(Stored data)
** BEGIN **
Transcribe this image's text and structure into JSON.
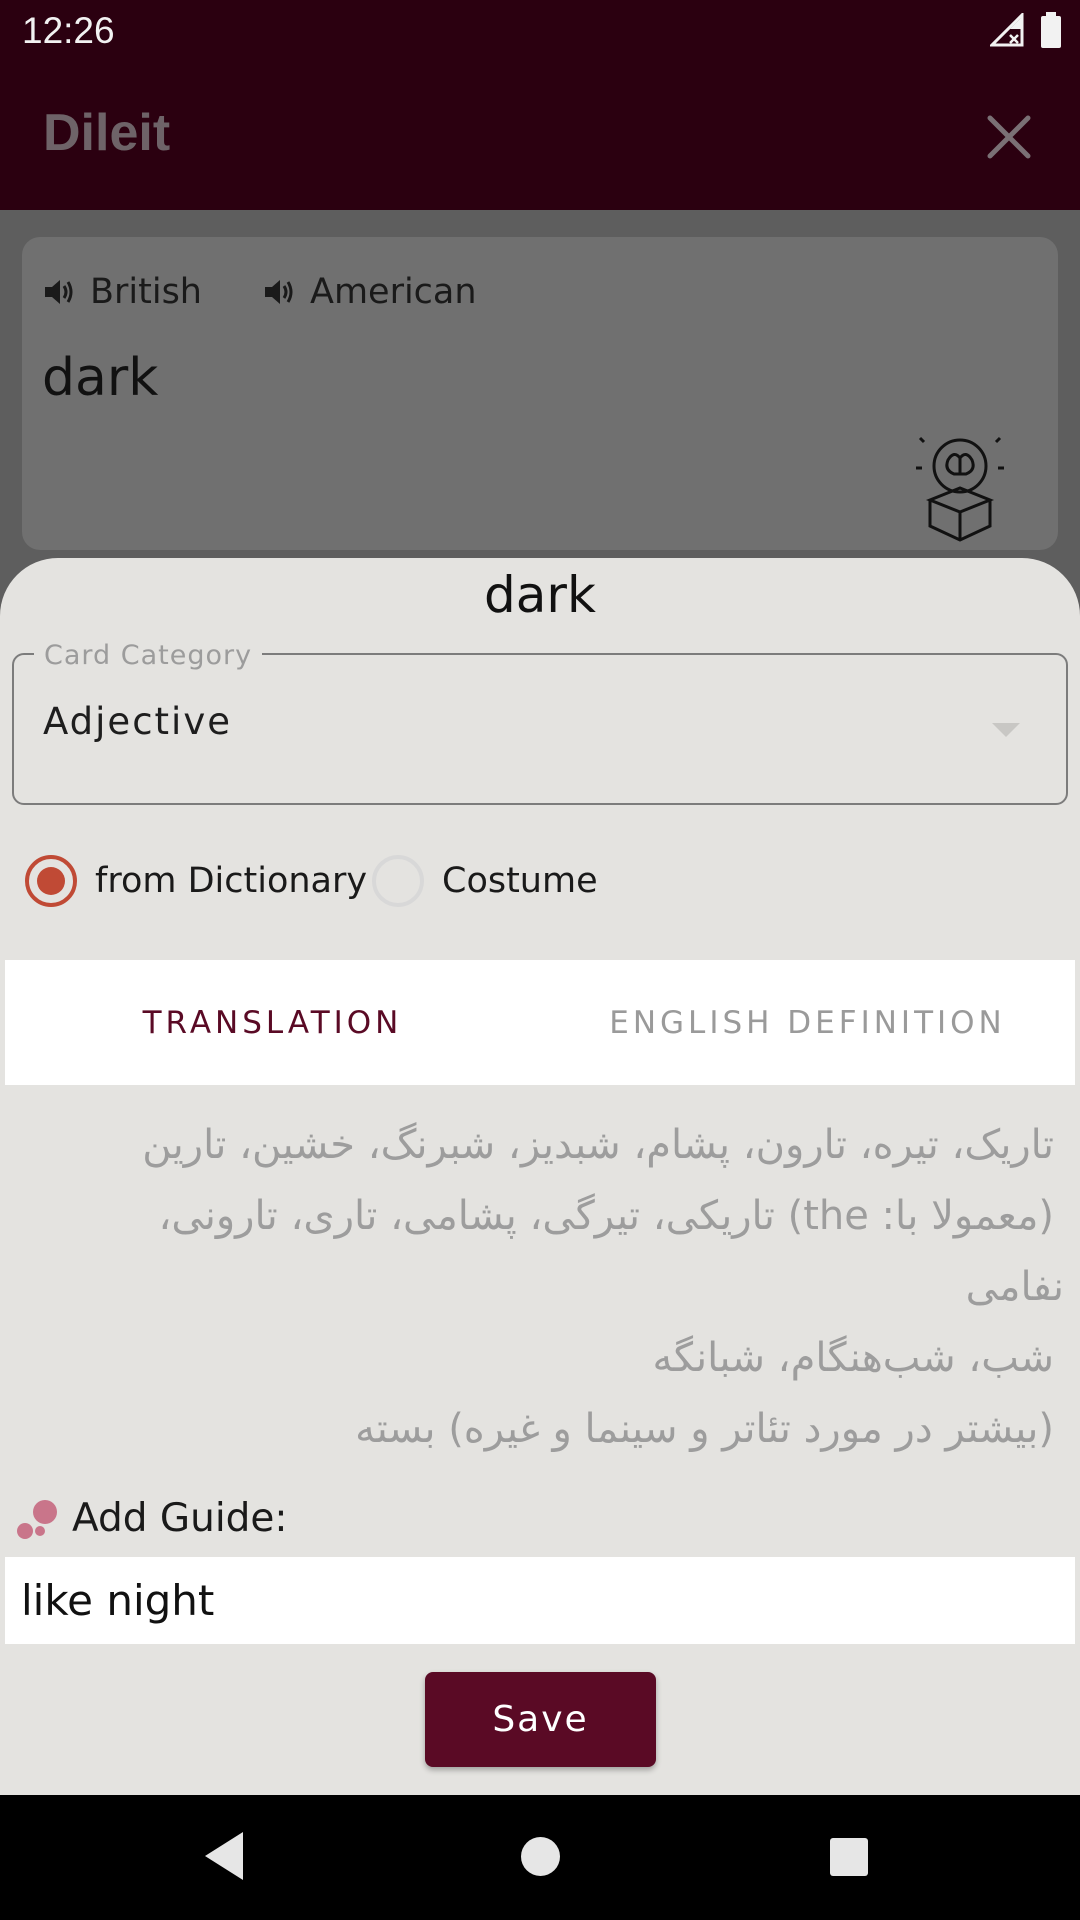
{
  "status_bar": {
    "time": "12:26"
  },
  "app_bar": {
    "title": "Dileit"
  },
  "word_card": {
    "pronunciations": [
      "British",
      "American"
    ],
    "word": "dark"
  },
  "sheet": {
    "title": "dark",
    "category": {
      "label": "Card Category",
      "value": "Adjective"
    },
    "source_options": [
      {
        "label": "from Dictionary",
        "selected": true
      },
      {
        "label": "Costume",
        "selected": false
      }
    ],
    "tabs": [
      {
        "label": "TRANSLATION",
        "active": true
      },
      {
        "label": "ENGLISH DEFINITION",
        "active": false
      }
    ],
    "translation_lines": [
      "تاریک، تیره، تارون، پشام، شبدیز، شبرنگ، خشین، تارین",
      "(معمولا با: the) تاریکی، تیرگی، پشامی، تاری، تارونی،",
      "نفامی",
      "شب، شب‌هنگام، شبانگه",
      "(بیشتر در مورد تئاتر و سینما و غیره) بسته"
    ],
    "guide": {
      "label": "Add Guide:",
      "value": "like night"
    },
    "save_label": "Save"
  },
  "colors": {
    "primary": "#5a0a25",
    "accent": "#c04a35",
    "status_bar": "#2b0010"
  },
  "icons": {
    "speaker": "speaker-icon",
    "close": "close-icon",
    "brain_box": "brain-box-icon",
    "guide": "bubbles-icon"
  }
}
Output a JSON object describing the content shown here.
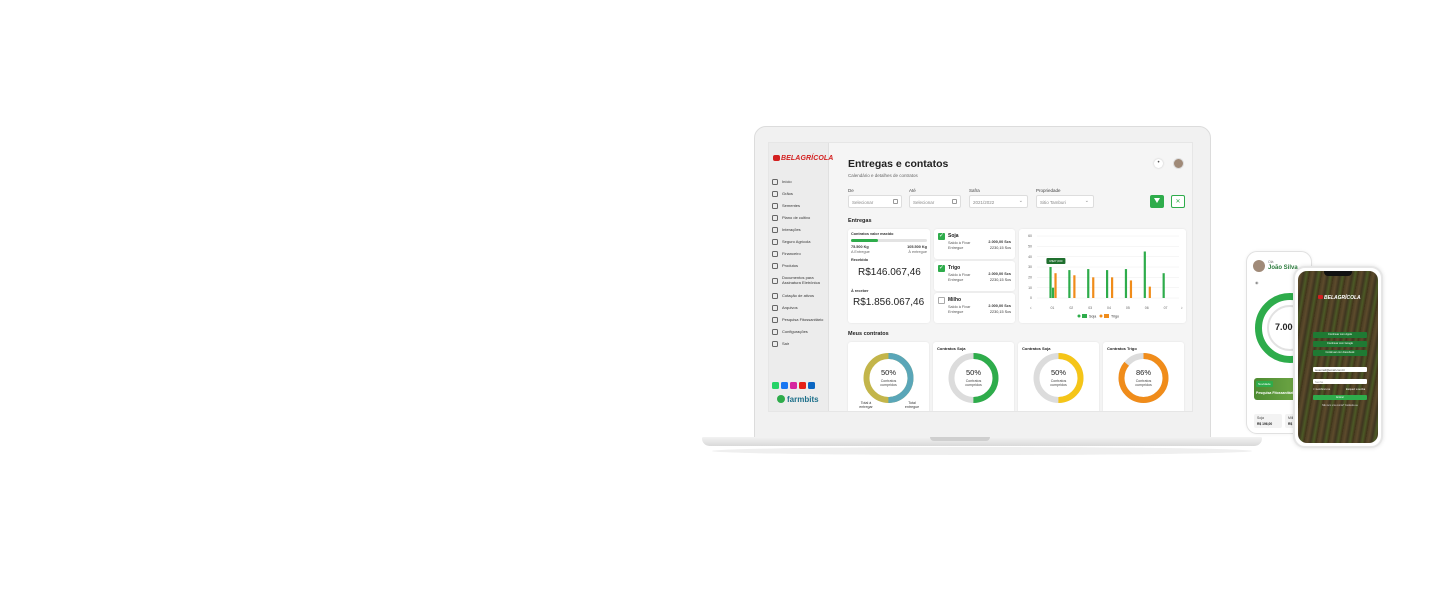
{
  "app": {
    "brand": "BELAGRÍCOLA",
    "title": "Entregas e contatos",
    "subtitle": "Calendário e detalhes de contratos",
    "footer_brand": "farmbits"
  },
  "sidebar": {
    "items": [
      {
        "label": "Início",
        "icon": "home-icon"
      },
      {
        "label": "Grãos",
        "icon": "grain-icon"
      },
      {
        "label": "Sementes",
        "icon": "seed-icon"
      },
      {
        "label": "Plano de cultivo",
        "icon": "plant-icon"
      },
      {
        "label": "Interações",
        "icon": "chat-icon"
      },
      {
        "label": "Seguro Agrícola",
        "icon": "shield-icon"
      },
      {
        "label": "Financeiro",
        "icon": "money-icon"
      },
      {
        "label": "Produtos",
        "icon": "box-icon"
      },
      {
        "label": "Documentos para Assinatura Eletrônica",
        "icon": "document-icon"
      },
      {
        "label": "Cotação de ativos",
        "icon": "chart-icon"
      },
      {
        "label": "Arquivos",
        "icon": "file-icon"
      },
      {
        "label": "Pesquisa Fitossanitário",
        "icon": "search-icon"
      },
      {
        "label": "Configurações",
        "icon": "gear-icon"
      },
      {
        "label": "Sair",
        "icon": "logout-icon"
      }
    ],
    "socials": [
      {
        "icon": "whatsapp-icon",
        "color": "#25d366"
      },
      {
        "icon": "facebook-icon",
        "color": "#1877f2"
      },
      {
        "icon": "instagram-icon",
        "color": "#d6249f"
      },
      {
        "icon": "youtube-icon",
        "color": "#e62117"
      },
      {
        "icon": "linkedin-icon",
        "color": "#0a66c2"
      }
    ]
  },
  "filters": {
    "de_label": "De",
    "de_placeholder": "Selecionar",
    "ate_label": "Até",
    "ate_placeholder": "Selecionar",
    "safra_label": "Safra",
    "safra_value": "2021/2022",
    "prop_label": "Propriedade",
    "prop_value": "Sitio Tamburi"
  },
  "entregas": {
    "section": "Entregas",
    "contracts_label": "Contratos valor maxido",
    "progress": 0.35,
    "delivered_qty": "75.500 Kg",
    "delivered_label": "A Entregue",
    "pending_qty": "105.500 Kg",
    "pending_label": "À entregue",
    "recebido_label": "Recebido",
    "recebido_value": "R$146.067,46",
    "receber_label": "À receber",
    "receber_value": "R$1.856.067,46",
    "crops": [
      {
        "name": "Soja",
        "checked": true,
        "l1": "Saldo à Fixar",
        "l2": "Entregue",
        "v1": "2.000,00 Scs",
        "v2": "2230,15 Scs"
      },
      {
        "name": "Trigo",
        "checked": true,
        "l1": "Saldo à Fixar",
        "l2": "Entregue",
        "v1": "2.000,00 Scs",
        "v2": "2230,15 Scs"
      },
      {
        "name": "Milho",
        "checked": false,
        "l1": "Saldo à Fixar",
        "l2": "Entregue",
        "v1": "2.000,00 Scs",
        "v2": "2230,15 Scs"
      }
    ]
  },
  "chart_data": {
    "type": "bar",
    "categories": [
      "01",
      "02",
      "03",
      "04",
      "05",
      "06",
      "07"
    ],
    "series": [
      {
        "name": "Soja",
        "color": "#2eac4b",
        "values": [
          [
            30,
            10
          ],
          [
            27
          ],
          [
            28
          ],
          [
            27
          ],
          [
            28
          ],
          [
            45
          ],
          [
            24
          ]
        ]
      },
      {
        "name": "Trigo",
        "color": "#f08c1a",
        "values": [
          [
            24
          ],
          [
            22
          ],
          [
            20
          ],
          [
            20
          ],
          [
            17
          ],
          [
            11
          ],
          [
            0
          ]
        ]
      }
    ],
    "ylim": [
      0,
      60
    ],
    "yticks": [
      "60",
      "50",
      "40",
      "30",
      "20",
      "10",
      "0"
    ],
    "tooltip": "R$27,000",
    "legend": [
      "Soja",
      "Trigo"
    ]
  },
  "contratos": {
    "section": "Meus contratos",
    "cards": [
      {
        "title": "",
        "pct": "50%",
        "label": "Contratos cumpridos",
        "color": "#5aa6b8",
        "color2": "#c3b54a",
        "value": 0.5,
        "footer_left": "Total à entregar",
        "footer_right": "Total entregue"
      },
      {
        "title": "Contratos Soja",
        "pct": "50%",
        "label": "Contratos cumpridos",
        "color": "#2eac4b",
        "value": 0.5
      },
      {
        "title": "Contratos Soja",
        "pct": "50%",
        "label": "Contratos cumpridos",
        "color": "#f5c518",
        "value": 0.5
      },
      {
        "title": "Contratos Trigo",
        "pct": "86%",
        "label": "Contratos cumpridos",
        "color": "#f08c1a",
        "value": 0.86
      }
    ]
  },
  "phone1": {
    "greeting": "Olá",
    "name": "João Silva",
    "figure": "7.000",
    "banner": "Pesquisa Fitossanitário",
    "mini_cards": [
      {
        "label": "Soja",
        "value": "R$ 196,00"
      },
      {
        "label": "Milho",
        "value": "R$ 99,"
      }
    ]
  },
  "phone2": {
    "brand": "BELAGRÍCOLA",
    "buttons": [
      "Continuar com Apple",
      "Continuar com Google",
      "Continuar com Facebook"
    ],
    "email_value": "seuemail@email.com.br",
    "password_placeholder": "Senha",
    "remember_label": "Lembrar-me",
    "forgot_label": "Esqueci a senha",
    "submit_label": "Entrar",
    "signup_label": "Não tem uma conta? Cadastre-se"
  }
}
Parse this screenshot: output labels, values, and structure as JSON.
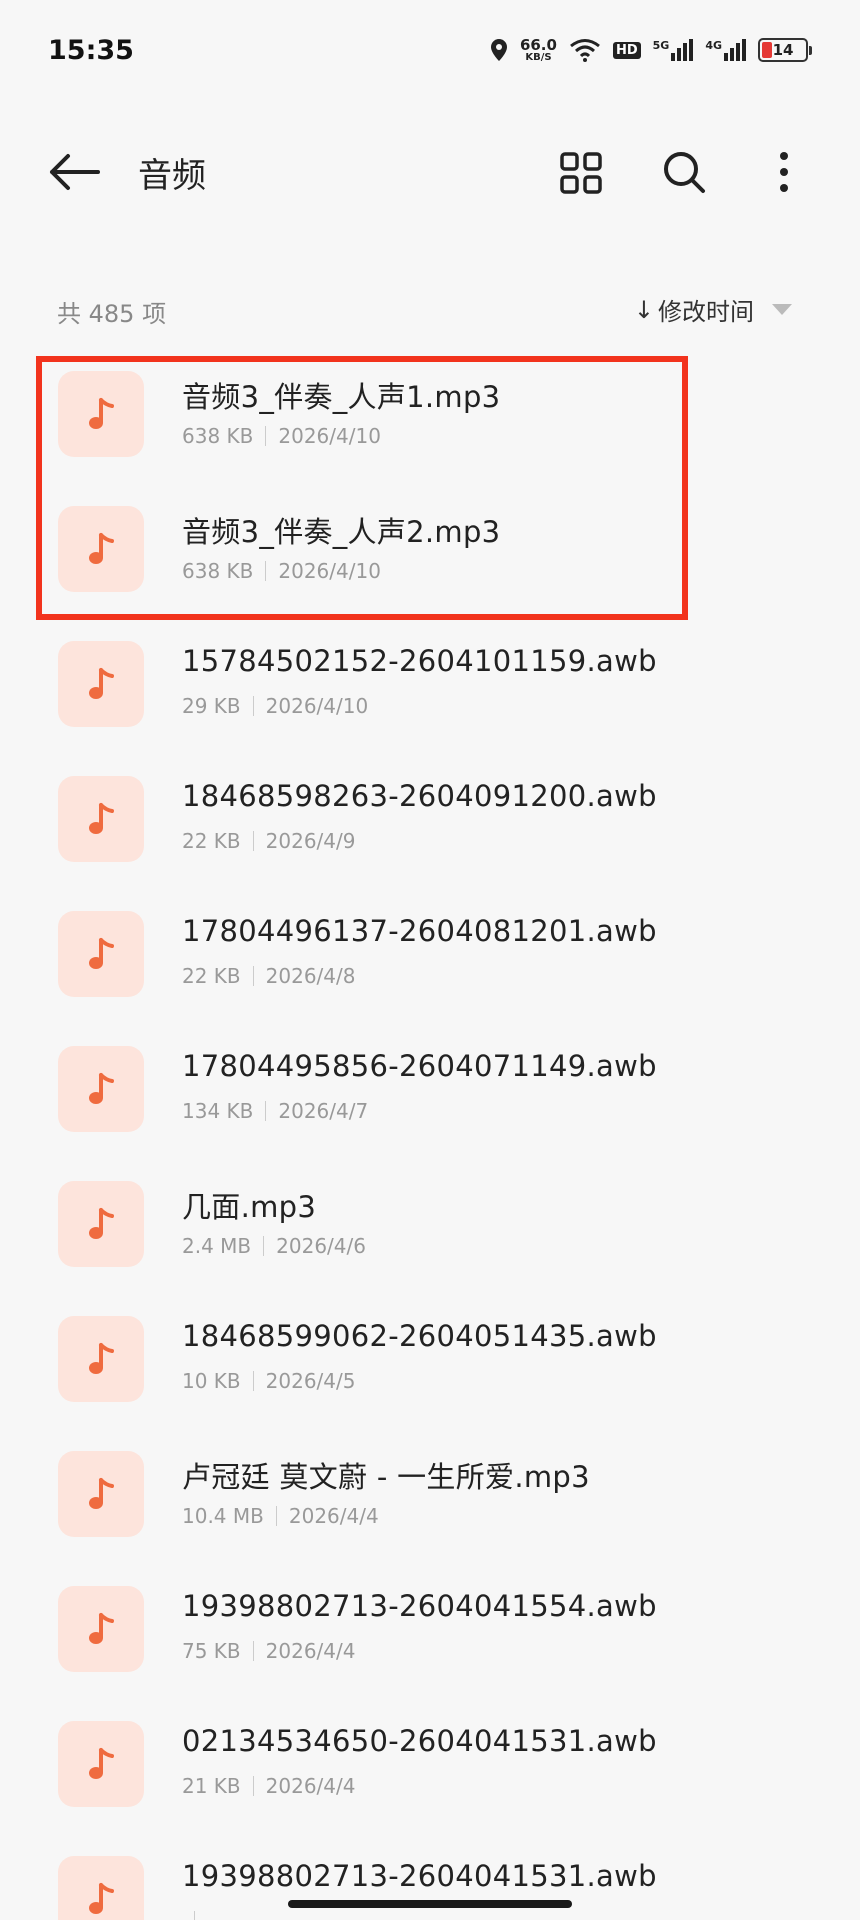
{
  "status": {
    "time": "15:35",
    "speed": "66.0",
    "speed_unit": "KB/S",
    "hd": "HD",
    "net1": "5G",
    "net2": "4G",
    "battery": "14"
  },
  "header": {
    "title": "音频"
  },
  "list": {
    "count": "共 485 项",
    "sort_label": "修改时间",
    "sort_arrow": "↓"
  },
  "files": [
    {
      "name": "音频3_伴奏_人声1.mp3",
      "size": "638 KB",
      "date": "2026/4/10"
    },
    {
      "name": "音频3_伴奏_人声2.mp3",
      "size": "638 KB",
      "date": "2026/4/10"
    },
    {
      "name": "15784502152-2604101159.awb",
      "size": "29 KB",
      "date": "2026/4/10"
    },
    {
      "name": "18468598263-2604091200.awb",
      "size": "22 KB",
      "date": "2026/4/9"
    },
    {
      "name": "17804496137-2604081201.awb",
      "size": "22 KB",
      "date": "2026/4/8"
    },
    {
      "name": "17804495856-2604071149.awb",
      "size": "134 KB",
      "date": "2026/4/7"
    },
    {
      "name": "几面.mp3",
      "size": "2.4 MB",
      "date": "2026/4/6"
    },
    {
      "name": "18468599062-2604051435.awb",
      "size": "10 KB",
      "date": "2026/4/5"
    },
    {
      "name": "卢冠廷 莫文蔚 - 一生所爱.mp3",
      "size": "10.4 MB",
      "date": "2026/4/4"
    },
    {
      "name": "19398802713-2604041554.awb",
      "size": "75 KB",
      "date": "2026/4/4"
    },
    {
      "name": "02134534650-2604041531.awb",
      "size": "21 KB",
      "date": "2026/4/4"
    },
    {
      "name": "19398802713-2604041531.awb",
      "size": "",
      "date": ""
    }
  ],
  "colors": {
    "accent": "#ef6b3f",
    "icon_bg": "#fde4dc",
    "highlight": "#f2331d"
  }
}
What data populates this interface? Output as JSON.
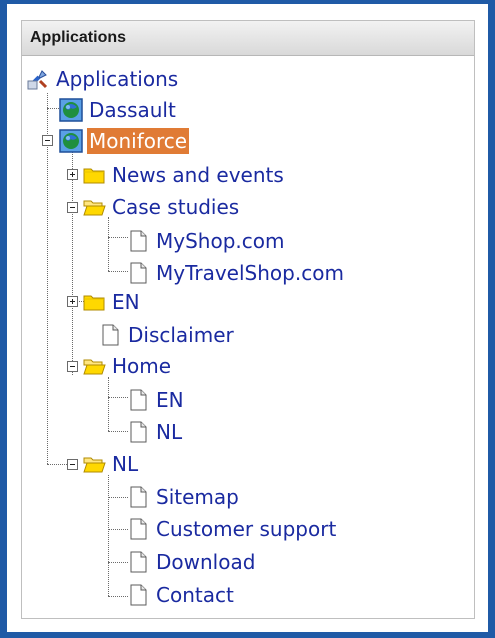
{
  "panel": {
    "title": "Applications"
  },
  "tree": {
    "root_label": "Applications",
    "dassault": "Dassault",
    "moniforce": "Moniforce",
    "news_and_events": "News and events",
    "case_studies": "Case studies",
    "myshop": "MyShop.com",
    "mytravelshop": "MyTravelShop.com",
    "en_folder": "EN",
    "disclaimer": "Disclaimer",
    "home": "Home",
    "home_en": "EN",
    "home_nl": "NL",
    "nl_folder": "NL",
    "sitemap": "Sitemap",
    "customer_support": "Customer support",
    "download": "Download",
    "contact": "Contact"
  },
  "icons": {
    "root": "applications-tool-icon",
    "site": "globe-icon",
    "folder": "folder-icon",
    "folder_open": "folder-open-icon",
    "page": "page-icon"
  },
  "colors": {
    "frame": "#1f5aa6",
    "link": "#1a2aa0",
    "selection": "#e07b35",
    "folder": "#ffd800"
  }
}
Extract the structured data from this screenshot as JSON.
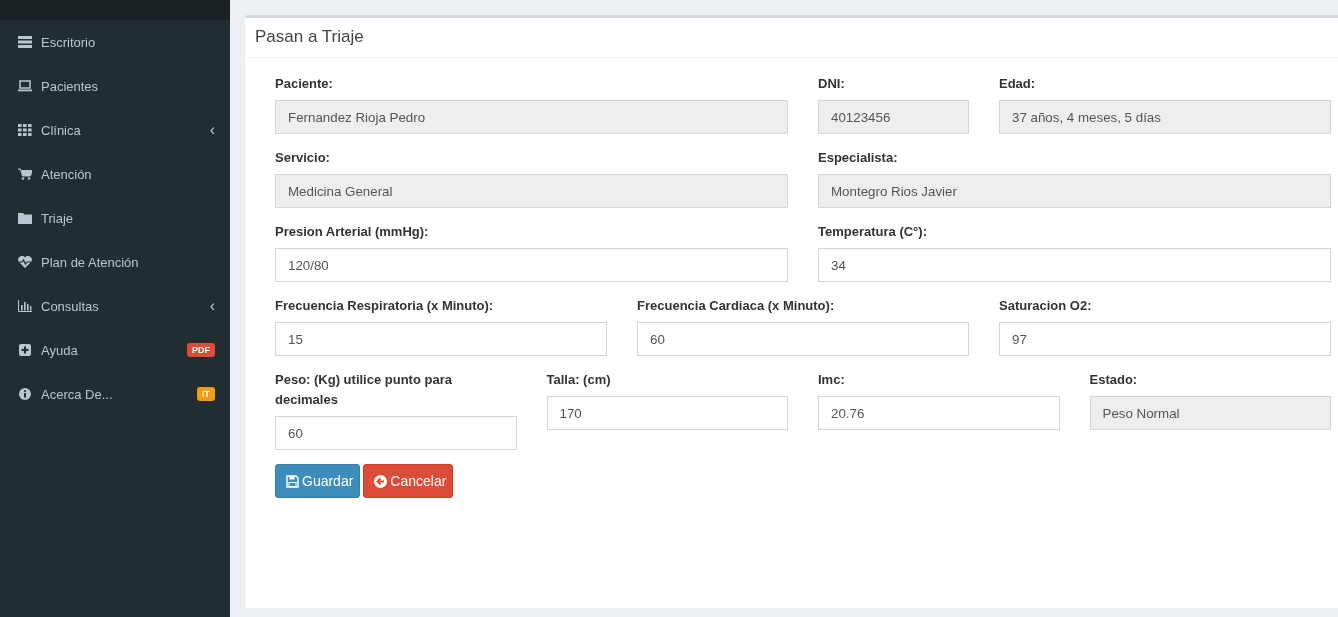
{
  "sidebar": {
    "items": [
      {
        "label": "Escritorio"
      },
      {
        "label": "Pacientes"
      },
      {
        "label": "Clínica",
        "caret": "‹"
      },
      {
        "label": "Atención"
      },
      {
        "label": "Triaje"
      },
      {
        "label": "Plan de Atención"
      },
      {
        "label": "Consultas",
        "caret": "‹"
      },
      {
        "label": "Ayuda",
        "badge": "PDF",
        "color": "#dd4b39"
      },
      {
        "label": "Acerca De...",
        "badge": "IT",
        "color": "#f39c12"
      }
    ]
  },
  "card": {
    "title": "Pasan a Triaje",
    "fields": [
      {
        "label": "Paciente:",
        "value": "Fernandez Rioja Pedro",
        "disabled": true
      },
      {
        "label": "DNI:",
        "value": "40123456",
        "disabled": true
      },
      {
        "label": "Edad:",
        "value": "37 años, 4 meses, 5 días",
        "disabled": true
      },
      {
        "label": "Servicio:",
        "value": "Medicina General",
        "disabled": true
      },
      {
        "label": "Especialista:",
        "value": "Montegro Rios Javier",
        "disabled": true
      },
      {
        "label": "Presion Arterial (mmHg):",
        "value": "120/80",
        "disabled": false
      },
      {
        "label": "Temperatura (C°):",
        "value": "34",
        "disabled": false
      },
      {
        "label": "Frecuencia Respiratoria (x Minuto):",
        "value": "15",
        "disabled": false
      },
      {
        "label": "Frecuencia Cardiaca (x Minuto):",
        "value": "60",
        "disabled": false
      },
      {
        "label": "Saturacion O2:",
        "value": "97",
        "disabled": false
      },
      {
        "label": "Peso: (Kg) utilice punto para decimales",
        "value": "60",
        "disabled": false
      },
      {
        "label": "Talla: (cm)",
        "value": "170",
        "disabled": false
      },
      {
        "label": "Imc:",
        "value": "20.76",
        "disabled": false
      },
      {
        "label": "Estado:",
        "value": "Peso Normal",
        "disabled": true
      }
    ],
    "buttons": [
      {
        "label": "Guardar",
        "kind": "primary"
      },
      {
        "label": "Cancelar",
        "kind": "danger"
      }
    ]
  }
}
** END **
### PROBLEM TO SOLVE
Copy each line of the entries that includes the word "Selecionar".

### WRITTEN SOLUTION
    "de_placeholder": "Selecionar",
    "ate_placeholder": "Selecionar",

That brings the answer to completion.